- **Written task**
Write out, without any alteration, the portion of the data that opens with the line containing "home-icon bbox=[333, 1393, 367, 1427]" and closes with the line containing "user-avatar[interactable] bbox=[49, 657, 111, 719]", including both of those lines.
----- Task input
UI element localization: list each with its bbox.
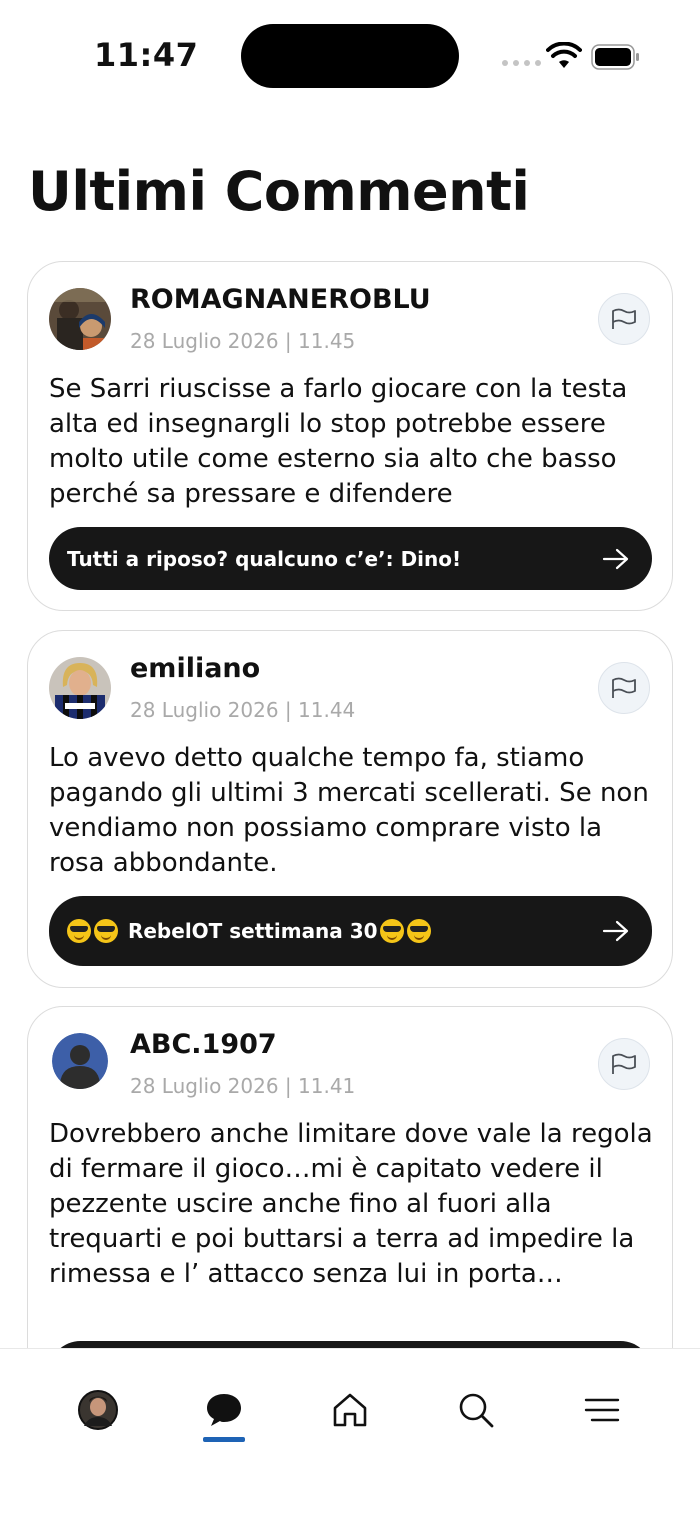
home-icon bbox=[333, 1393, 367, 1427]
comment-timestamp: 28 Luglio 2026 | 11.45 bbox=[130, 329, 356, 353]
dynamic-island bbox=[241, 24, 459, 88]
article-link[interactable]: RebelOT settimana 30 bbox=[49, 896, 652, 966]
article-link[interactable]: Tutti a riposo? qualcuno c’e’: Dino! bbox=[49, 527, 652, 590]
user-avatar[interactable] bbox=[49, 657, 111, 719]
article-title-row: RebelOT settimana 30 bbox=[67, 919, 602, 943]
sunglasses-emoji-icon bbox=[67, 919, 91, 943]
status-time: 11:47 bbox=[94, 36, 199, 74]
flag-icon bbox=[612, 308, 636, 329]
user-avatar[interactable] bbox=[52, 1033, 108, 1089]
comment-text: Se Sarri riuscisse a farlo giocare con l… bbox=[49, 374, 628, 509]
comments-icon bbox=[207, 1394, 241, 1426]
tab-comments[interactable] bbox=[199, 1385, 249, 1435]
tab-profile[interactable] bbox=[73, 1385, 123, 1435]
tab-home[interactable] bbox=[325, 1385, 375, 1435]
article-title: RebelOT settimana 30 bbox=[127, 919, 378, 943]
flag-icon bbox=[612, 677, 636, 698]
report-button[interactable] bbox=[598, 662, 650, 714]
report-button[interactable] bbox=[598, 1038, 650, 1090]
wifi-icon bbox=[546, 42, 582, 68]
cellular-signal-icon bbox=[502, 60, 541, 66]
page-title: Ultimi Commenti bbox=[28, 160, 530, 223]
comment-text: Dovrebbero anche limitare dove vale la r… bbox=[49, 1119, 653, 1289]
comment-username[interactable]: ROMAGNANEROBLU bbox=[130, 284, 431, 315]
comment-timestamp: 28 Luglio 2026 | 11.41 bbox=[130, 1074, 356, 1098]
tab-search[interactable] bbox=[451, 1385, 501, 1435]
menu-icon bbox=[584, 1398, 620, 1422]
comment-text: Lo avevo detto qualche tempo fa, stiamo … bbox=[49, 743, 649, 878]
article-title: Tutti a riposo? qualcuno c’e’: Dino! bbox=[67, 546, 462, 571]
sunglasses-emoji-icon bbox=[406, 919, 431, 943]
tab-menu[interactable] bbox=[577, 1385, 627, 1435]
profile-avatar-icon bbox=[78, 1390, 118, 1430]
comment-timestamp: 28 Luglio 2026 | 11.44 bbox=[130, 698, 356, 722]
arrow-right-icon bbox=[602, 920, 629, 942]
status-bar: 11:47 bbox=[0, 0, 700, 110]
arrow-right-icon bbox=[602, 548, 629, 569]
search-icon bbox=[459, 1393, 494, 1428]
battery-icon bbox=[591, 44, 639, 70]
sunglasses-emoji-icon bbox=[379, 919, 404, 943]
comment-card: emiliano 28 Luglio 2026 | 11.44 Lo avevo… bbox=[27, 630, 673, 988]
sunglasses-emoji-icon bbox=[94, 919, 118, 943]
active-tab-indicator bbox=[203, 1437, 245, 1442]
user-avatar[interactable] bbox=[49, 288, 111, 350]
comment-username[interactable]: ABC.1907 bbox=[130, 1029, 277, 1060]
report-button[interactable] bbox=[598, 293, 650, 345]
comment-username[interactable]: emiliano bbox=[130, 653, 260, 684]
tab-bar bbox=[0, 1348, 700, 1522]
comment-card: ROMAGNANEROBLU 28 Luglio 2026 | 11.45 Se… bbox=[27, 261, 673, 611]
flag-icon bbox=[612, 1053, 636, 1074]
----------
- **Finished answer**
home-icon bbox=[333, 1393, 367, 1427]
comment-timestamp: 28 Luglio 2026 | 11.45 bbox=[130, 329, 356, 353]
dynamic-island bbox=[241, 24, 459, 88]
article-link[interactable]: RebelOT settimana 30 bbox=[49, 896, 652, 966]
article-link[interactable]: Tutti a riposo? qualcuno c’e’: Dino! bbox=[49, 527, 652, 590]
user-avatar[interactable] bbox=[49, 657, 111, 719]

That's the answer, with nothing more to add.